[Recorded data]
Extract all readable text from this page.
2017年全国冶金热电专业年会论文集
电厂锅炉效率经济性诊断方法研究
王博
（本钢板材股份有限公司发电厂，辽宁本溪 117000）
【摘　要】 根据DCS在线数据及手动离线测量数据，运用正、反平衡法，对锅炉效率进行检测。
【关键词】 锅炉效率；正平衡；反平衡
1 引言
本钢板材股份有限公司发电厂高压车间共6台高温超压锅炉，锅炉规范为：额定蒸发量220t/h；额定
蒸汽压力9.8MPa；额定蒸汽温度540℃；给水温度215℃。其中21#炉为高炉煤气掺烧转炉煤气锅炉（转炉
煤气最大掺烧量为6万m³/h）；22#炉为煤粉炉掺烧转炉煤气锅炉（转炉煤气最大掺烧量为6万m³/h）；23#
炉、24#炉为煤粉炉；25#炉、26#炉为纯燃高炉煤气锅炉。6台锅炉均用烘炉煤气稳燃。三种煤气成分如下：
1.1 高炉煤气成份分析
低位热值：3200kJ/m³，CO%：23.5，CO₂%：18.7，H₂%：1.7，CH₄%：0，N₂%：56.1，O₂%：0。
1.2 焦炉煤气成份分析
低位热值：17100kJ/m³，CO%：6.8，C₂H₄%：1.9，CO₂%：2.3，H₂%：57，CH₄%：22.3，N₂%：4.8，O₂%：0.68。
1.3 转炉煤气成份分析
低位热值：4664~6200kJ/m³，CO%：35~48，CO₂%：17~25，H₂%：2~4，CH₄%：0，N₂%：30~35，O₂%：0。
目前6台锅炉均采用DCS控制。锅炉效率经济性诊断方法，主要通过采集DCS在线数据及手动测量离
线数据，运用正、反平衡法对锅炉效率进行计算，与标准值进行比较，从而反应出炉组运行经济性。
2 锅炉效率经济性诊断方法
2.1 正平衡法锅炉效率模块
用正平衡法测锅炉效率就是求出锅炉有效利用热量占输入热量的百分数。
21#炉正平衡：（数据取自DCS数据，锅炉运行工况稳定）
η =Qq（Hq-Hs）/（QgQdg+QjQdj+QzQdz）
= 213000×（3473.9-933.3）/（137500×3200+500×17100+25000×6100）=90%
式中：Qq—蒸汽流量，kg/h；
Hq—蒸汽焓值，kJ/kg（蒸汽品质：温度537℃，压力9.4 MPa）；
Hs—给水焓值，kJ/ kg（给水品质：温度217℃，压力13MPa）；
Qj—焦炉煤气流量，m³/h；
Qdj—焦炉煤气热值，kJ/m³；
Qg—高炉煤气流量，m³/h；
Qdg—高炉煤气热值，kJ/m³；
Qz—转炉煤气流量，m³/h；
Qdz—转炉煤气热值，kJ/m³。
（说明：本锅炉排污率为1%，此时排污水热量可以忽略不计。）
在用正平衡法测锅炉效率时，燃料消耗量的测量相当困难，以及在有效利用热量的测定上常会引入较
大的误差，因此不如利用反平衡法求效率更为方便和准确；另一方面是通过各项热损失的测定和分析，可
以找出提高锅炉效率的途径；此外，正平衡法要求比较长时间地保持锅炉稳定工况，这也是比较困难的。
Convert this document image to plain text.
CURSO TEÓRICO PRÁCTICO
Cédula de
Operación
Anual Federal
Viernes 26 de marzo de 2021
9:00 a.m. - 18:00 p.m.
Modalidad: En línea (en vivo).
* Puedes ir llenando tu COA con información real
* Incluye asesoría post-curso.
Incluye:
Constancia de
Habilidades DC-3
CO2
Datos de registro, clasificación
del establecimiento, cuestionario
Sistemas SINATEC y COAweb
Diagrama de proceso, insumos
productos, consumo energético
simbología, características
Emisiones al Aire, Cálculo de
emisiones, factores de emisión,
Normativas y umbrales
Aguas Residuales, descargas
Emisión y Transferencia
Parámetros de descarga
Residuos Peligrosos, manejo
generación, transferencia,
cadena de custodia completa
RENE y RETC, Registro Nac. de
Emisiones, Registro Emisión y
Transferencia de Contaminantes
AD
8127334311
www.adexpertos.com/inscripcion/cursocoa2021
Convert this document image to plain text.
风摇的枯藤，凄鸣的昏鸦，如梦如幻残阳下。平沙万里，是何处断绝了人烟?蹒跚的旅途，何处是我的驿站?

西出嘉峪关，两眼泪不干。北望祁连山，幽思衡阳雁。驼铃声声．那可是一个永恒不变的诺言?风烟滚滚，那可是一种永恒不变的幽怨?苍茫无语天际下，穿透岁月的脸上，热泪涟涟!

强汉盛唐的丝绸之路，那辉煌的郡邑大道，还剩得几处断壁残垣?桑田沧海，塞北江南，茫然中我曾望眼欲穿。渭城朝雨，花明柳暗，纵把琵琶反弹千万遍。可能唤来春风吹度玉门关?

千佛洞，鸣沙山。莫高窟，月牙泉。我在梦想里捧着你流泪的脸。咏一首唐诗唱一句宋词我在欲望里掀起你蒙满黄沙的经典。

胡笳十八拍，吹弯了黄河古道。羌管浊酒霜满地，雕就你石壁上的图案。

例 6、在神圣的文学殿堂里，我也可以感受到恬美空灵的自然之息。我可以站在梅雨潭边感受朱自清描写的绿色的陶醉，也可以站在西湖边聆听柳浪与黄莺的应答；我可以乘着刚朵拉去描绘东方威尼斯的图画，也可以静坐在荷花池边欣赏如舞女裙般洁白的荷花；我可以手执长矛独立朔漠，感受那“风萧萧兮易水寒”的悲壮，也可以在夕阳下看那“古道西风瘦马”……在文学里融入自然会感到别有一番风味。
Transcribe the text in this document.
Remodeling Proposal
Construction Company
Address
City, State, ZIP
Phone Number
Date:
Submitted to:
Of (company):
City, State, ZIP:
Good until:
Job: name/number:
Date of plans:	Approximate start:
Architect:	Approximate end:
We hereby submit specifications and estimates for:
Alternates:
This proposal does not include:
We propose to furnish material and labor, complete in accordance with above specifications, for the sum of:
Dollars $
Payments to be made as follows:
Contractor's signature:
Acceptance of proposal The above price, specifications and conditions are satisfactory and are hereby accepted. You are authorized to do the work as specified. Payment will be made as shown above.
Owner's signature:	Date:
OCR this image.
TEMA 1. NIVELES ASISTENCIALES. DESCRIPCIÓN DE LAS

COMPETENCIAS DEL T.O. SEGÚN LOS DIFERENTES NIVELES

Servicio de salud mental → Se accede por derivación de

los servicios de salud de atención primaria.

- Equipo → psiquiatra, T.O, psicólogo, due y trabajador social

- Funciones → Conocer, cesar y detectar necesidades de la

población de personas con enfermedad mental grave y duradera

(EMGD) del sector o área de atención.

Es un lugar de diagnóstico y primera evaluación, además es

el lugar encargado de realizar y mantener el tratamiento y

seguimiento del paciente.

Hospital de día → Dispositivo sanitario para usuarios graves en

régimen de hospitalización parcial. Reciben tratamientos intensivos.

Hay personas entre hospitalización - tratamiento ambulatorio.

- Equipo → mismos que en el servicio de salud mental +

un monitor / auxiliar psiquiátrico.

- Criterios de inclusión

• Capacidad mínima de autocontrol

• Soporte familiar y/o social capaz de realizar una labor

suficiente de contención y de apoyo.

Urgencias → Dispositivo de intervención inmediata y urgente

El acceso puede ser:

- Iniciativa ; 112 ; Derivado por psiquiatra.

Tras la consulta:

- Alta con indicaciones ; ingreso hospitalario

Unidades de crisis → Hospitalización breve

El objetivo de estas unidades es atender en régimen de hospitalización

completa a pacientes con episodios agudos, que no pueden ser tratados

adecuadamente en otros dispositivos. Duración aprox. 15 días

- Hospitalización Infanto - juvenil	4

TASK PROMPT | The data above must be returned in full, exactly as written.

EXERCISE RESULT |
Extract all readable text from this page.
2017年全国冶金热电专业年会论文集
电厂锅炉效率经济性诊断方法研究
王博
（本钢板材股份有限公司发电厂，辽宁本溪 117000）
【摘　要】 根据DCS在线数据及手动离线测量数据，运用正、反平衡法，对锅炉效率进行检测。
【关键词】 锅炉效率；正平衡；反平衡
1 引言
本钢板材股份有限公司发电厂高压车间共6台高温超压锅炉，锅炉规范为：额定蒸发量220t/h；额定
蒸汽压力9.8MPa；额定蒸汽温度540℃；给水温度215℃。其中21#炉为高炉煤气掺烧转炉煤气锅炉（转炉
煤气最大掺烧量为6万m³/h）；22#炉为煤粉炉掺烧转炉煤气锅炉（转炉煤气最大掺烧量为6万m³/h）；23#
炉、24#炉为煤粉炉；25#炉、26#炉为纯燃高炉煤气锅炉。6台锅炉均用烘炉煤气稳燃。三种煤气成分如下：
1.1 高炉煤气成份分析
低位热值：3200kJ/m³，CO%：23.5，CO₂%：18.7，H₂%：1.7，CH₄%：0，N₂%：56.1，O₂%：0。
1.2 焦炉煤气成份分析
低位热值：17100kJ/m³，CO%：6.8，C₂H₄%：1.9，CO₂%：2.3，H₂%：57，CH₄%：22.3，N₂%：4.8，O₂%：0.68。
1.3 转炉煤气成份分析
低位热值：4664~6200kJ/m³，CO%：35~48，CO₂%：17~25，H₂%：2~4，CH₄%：0，N₂%：30~35，O₂%：0。
目前6台锅炉均采用DCS控制。锅炉效率经济性诊断方法，主要通过采集DCS在线数据及手动测量离
线数据，运用正、反平衡法对锅炉效率进行计算，与标准值进行比较，从而反应出炉组运行经济性。
2 锅炉效率经济性诊断方法
2.1 正平衡法锅炉效率模块
用正平衡法测锅炉效率就是求出锅炉有效利用热量占输入热量的百分数。
21#炉正平衡：（数据取自DCS数据，锅炉运行工况稳定）
η =Qq（Hq-Hs）/（QgQdg+QjQdj+QzQdz）
= 213000×（3473.9-933.3）/（137500×3200+500×17100+25000×6100）=90%
式中：Qq—蒸汽流量，kg/h；
Hq—蒸汽焓值，kJ/kg（蒸汽品质：温度537℃，压力9.4 MPa）；
Hs—给水焓值，kJ/ kg（给水品质：温度217℃，压力13MPa）；
Qj—焦炉煤气流量，m³/h；
Qdj—焦炉煤气热值，kJ/m³；
Qg—高炉煤气流量，m³/h；
Qdg—高炉煤气热值，kJ/m³；
Qz—转炉煤气流量，m³/h；
Qdz—转炉煤气热值，kJ/m³。
（说明：本锅炉排污率为1%，此时排污水热量可以忽略不计。）
在用正平衡法测锅炉效率时，燃料消耗量的测量相当困难，以及在有效利用热量的测定上常会引入较
大的误差，因此不如利用反平衡法求效率更为方便和准确；另一方面是通过各项热损失的测定和分析，可
以找出提高锅炉效率的途径；此外，正平衡法要求比较长时间地保持锅炉稳定工况，这也是比较困难的。
Convert this document image to plain text.
CURSO TEÓRICO PRÁCTICO
Cédula de
Operación
Anual Federal
Viernes 26 de marzo de 2021
9:00 a.m. - 18:00 p.m.
Modalidad: En línea (en vivo).
* Puedes ir llenando tu COA con información real
* Incluye asesoría post-curso.
Incluye:
Constancia de
Habilidades DC-3
CO2
Datos de registro, clasificación
del establecimiento, cuestionario
Sistemas SINATEC y COAweb
Diagrama de proceso, insumos
productos, consumo energético
simbología, características
Emisiones al Aire, Cálculo de
emisiones, factores de emisión,
Normativas y umbrales
Aguas Residuales, descargas
Emisión y Transferencia
Parámetros de descarga
Residuos Peligrosos, manejo
generación, transferencia,
cadena de custodia completa
RENE y RETC, Registro Nac. de
Emisiones, Registro Emisión y
Transferencia de Contaminantes
AD
8127334311
www.adexpertos.com/inscripcion/cursocoa2021
Convert this document image to plain text.
风摇的枯藤，凄鸣的昏鸦，如梦如幻残阳下。平沙万里，是何处断绝了人烟?蹒跚的旅途，何处是我的驿站?

西出嘉峪关，两眼泪不干。北望祁连山，幽思衡阳雁。驼铃声声．那可是一个永恒不变的诺言?风烟滚滚，那可是一种永恒不变的幽怨?苍茫无语天际下，穿透岁月的脸上，热泪涟涟!

强汉盛唐的丝绸之路，那辉煌的郡邑大道，还剩得几处断壁残垣?桑田沧海，塞北江南，茫然中我曾望眼欲穿。渭城朝雨，花明柳暗，纵把琵琶反弹千万遍。可能唤来春风吹度玉门关?

千佛洞，鸣沙山。莫高窟，月牙泉。我在梦想里捧着你流泪的脸。咏一首唐诗唱一句宋词我在欲望里掀起你蒙满黄沙的经典。

胡笳十八拍，吹弯了黄河古道。羌管浊酒霜满地，雕就你石壁上的图案。

例 6、在神圣的文学殿堂里，我也可以感受到恬美空灵的自然之息。我可以站在梅雨潭边感受朱自清描写的绿色的陶醉，也可以站在西湖边聆听柳浪与黄莺的应答；我可以乘着刚朵拉去描绘东方威尼斯的图画，也可以静坐在荷花池边欣赏如舞女裙般洁白的荷花；我可以手执长矛独立朔漠，感受那“风萧萧兮易水寒”的悲壮，也可以在夕阳下看那“古道西风瘦马”……在文学里融入自然会感到别有一番风味。
Transcribe the text in this document.
Remodeling Proposal
Construction Company
Address
City, State, ZIP
Phone Number
Date:
Submitted to:
Of (company):
City, State, ZIP:
Good until:
Job: name/number:
Date of plans:	Approximate start:
Architect:	Approximate end:
We hereby submit specifications and estimates for:
Alternates:
This proposal does not include:
We propose to furnish material and labor, complete in accordance with above specifications, for the sum of:
Dollars $
Payments to be made as follows:
Contractor's signature:
Acceptance of proposal The above price, specifications and conditions are satisfactory and are hereby accepted. You are authorized to do the work as specified. Payment will be made as shown above.
Owner's signature:	Date:
OCR this image.
TEMA 1. NIVELES ASISTENCIALES. DESCRIPCIÓN DE LAS

COMPETENCIAS DEL T.O. SEGÚN LOS DIFERENTES NIVELES

Servicio de salud mental → Se accede por derivación de

los servicios de salud de atención primaria.

- Equipo → psiquiatra, T.O, psicólogo, due y trabajador social

- Funciones → Conocer, cesar y detectar necesidades de la

población de personas con enfermedad mental grave y duradera

(EMGD) del sector o área de atención.

Es un lugar de diagnóstico y primera evaluación, además es

el lugar encargado de realizar y mantener el tratamiento y

seguimiento del paciente.

Hospital de día → Dispositivo sanitario para usuarios graves en

régimen de hospitalización parcial. Reciben tratamientos intensivos.

Hay personas entre hospitalización - tratamiento ambulatorio.

- Equipo → mismos que en el servicio de salud mental +

un monitor / auxiliar psiquiátrico.

- Criterios de inclusión

• Capacidad mínima de autocontrol

• Soporte familiar y/o social capaz de realizar una labor

suficiente de contención y de apoyo.

Urgencias → Dispositivo de intervención inmediata y urgente

El acceso puede ser:

- Iniciativa ; 112 ; Derivado por psiquiatra.

Tras la consulta:

- Alta con indicaciones ; ingreso hospitalario

Unidades de crisis → Hospitalización breve

El objetivo de estas unidades es atender en régimen de hospitalización

completa a pacientes con episodios agudos, que no pueden ser tratados

adecuadamente en otros dispositivos. Duración aprox. 15 días

- Hospitalización Infanto - juvenil	4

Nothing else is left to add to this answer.